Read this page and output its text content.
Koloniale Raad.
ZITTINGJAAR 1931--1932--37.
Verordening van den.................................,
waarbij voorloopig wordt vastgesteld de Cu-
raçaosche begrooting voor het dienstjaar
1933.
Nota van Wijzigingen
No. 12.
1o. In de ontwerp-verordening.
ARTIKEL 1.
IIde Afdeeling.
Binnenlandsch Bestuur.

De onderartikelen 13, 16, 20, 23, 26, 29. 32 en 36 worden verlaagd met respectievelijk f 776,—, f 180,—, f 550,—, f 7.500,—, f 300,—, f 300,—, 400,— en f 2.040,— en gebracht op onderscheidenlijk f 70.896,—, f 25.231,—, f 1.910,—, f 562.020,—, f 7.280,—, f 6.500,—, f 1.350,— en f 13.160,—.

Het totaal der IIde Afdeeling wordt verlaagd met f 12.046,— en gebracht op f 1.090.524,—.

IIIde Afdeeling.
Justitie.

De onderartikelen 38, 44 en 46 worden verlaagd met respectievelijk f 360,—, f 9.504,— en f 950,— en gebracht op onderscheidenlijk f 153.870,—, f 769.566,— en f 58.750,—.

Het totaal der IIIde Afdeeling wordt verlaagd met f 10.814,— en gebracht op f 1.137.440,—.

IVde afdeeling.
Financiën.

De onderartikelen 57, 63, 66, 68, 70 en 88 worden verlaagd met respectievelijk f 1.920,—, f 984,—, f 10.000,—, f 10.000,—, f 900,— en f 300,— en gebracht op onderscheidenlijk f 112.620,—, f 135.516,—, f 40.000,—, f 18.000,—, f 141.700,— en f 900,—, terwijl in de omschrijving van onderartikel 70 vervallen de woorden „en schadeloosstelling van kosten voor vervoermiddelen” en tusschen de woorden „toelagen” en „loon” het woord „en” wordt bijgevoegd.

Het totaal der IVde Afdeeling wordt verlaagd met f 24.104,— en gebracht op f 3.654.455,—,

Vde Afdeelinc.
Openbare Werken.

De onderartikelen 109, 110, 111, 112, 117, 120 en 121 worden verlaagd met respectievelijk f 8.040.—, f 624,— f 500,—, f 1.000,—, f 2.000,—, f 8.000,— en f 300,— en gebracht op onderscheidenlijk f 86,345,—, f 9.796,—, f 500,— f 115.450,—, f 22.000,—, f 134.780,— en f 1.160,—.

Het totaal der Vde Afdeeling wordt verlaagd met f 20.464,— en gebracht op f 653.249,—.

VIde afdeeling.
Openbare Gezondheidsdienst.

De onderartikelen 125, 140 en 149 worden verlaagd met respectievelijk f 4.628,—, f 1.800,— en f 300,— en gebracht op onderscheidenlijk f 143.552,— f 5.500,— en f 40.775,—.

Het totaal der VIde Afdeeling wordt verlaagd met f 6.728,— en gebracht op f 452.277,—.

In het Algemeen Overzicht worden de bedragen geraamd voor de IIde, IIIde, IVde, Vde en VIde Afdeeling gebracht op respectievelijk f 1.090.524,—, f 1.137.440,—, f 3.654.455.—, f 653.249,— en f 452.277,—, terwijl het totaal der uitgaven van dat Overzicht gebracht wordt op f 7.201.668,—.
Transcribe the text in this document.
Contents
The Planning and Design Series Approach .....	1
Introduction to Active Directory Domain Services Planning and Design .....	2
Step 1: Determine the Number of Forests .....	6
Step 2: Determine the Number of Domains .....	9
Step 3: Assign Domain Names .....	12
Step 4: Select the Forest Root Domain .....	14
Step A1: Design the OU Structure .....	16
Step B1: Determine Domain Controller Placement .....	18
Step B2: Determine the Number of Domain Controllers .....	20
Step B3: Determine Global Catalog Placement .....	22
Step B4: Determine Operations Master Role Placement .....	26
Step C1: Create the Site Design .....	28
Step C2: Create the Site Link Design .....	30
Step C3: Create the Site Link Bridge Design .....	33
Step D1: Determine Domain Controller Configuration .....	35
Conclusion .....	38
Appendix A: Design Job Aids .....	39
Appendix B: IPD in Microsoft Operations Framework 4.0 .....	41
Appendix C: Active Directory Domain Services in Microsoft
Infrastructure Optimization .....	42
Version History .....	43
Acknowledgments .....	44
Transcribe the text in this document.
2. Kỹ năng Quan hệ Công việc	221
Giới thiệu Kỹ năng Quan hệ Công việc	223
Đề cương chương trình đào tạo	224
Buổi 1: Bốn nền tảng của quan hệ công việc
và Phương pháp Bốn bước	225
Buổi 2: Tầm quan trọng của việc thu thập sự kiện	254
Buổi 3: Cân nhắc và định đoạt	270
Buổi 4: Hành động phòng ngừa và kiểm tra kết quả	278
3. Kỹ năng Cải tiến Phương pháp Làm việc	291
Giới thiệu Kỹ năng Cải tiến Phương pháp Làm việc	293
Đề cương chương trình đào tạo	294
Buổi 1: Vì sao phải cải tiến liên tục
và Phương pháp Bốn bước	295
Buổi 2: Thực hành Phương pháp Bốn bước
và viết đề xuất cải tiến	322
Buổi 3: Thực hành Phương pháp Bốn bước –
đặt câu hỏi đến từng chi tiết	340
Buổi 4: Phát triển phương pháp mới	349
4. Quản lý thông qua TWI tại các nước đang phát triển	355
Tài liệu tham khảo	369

■ ■ ■ ■ ■ ■ ■

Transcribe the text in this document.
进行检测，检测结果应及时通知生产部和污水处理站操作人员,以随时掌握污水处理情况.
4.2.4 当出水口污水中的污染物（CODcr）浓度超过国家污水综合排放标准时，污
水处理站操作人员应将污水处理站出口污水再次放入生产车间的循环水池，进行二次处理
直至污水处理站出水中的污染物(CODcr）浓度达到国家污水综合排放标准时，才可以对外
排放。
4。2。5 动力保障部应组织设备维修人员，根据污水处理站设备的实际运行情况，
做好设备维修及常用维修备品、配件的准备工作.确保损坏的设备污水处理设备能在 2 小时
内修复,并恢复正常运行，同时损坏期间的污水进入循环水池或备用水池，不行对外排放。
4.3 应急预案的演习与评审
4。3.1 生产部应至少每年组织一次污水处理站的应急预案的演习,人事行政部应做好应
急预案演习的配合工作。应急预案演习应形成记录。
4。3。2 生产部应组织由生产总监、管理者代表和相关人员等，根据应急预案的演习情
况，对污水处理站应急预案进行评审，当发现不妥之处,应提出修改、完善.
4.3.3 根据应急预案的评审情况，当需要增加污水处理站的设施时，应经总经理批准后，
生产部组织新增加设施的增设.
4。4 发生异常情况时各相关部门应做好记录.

■ ■ ■ ■ ■ ■ ■

* Exercise *
Within the material above, find the lines that contain the word "Thực"; copy them.

* Result of the exercise *
Buổi 2: Thực hành Phương pháp Bốn bước
Buổi 3: Thực hành Phương pháp Bốn bước –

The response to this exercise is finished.